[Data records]
►

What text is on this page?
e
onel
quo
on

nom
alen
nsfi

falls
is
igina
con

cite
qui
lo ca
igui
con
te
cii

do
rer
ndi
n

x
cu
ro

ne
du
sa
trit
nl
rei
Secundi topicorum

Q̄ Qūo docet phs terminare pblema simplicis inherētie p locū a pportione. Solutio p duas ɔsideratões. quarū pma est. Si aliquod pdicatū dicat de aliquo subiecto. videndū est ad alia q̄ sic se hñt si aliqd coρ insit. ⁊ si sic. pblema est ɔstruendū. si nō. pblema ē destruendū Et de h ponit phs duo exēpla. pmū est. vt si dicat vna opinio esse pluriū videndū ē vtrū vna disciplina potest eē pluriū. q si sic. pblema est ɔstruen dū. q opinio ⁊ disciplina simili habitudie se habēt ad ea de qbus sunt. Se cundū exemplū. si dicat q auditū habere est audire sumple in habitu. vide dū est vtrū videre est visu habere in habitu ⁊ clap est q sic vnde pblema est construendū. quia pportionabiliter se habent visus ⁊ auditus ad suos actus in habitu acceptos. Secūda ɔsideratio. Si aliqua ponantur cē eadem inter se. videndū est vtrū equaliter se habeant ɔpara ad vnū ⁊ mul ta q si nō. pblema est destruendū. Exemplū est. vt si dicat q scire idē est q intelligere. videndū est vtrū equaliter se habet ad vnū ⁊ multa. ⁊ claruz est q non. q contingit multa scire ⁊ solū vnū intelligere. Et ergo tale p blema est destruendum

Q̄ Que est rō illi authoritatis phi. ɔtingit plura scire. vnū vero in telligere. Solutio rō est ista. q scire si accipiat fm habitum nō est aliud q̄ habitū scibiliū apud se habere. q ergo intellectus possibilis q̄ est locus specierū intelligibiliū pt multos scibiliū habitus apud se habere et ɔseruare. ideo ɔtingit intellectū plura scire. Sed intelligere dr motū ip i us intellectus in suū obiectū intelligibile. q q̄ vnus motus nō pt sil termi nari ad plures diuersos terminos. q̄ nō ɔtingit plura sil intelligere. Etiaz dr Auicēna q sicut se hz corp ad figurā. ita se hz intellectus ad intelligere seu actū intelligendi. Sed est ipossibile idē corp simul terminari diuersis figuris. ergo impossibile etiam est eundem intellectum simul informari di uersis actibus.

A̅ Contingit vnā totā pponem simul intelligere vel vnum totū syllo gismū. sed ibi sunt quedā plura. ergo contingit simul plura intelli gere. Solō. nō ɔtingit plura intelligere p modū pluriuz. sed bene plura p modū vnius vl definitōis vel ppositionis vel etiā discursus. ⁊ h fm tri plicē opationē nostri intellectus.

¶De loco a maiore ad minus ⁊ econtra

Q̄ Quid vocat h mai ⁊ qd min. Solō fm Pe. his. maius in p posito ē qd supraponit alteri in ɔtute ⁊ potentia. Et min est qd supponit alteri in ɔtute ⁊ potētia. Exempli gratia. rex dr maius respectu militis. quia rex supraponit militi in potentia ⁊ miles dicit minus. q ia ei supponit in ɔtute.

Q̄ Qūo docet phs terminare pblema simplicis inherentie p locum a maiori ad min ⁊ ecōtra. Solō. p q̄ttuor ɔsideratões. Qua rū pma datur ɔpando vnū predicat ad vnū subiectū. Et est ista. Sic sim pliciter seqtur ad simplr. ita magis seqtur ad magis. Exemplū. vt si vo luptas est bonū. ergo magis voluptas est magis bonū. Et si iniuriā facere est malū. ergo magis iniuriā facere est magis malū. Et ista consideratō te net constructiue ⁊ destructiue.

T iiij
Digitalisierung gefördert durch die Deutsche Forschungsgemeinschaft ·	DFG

◄

* [Task instructions]
Write the material out again in its entirety, exactly as shown.

* [Task solution]
What text is on this page?
e
onel
quo
on

nom
alen
nsfi

falls
is
igina
con

cite
qui
lo ca
igui
con
te
cii

do
rer
ndi
n

x
cu
ro

ne
du
sa
trit
nl
rei
Secundi topicorum

Q̄ Qūo docet phs terminare pblema simplicis inherētie p locū a pportione. Solutio p duas ɔsideratões. quarū pma est. Si aliquod pdicatū dicat de aliquo subiecto. videndū est ad alia q̄ sic se hñt si aliqd coρ insit. ⁊ si sic. pblema est ɔstruendū. si nō. pblema ē destruendū Et de h ponit phs duo exēpla. pmū est. vt si dicat vna opinio esse pluriū videndū ē vtrū vna disciplina potest eē pluriū. q si sic. pblema est ɔstruen dū. q opinio ⁊ disciplina simili habitudie se habēt ad ea de qbus sunt. Se cundū exemplū. si dicat q auditū habere est audire sumple in habitu. vide dū est vtrū videre est visu habere in habitu ⁊ clap est q sic vnde pblema est construendū. quia pportionabiliter se habent visus ⁊ auditus ad suos actus in habitu acceptos. Secūda ɔsideratio. Si aliqua ponantur cē eadem inter se. videndū est vtrū equaliter se habeant ɔpara ad vnū ⁊ mul ta q si nō. pblema est destruendū. Exemplū est. vt si dicat q scire idē est q intelligere. videndū est vtrū equaliter se habet ad vnū ⁊ multa. ⁊ claruz est q non. q contingit multa scire ⁊ solū vnū intelligere. Et ergo tale p blema est destruendum

Q̄ Que est rō illi authoritatis phi. ɔtingit plura scire. vnū vero in telligere. Solutio rō est ista. q scire si accipiat fm habitum nō est aliud q̄ habitū scibiliū apud se habere. q ergo intellectus possibilis q̄ est locus specierū intelligibiliū pt multos scibiliū habitus apud se habere et ɔseruare. ideo ɔtingit intellectū plura scire. Sed intelligere dr motū ip i us intellectus in suū obiectū intelligibile. q q̄ vnus motus nō pt sil termi nari ad plures diuersos terminos. q̄ nō ɔtingit plura sil intelligere. Etiaz dr Auicēna q sicut se hz corp ad figurā. ita se hz intellectus ad intelligere seu actū intelligendi. Sed est ipossibile idē corp simul terminari diuersis figuris. ergo impossibile etiam est eundem intellectum simul informari di uersis actibus.

A̅ Contingit vnā totā pponem simul intelligere vel vnum totū syllo gismū. sed ibi sunt quedā plura. ergo contingit simul plura intelli gere. Solō. nō ɔtingit plura intelligere p modū pluriuz. sed bene plura p modū vnius vl definitōis vel ppositionis vel etiā discursus. ⁊ h fm tri plicē opationē nostri intellectus.

¶De loco a maiore ad minus ⁊ econtra

Q̄ Quid vocat h mai ⁊ qd min. Solō fm Pe. his. maius in p posito ē qd supraponit alteri in ɔtute ⁊ potentia. Et min est qd supponit alteri in ɔtute ⁊ potētia. Exempli gratia. rex dr maius respectu militis. quia rex supraponit militi in potentia ⁊ miles dicit minus. q ia ei supponit in ɔtute.

Q̄ Qūo docet phs terminare pblema simplicis inherentie p locum a maiori ad min ⁊ ecōtra. Solō. p q̄ttuor ɔsideratões. Qua rū pma datur ɔpando vnū predicat ad vnū subiectū. Et est ista. Sic sim pliciter seqtur ad simplr. ita magis seqtur ad magis. Exemplū. vt si vo luptas est bonū. ergo magis voluptas est magis bonū. Et si iniuriā facere est malū. ergo magis iniuriā facere est magis malū. Et ista consideratō te net constructiue ⁊ destructiue.

T iiij
Digitalisierung gefördert durch die Deutsche Forschungsgemeinschaft ·	DFG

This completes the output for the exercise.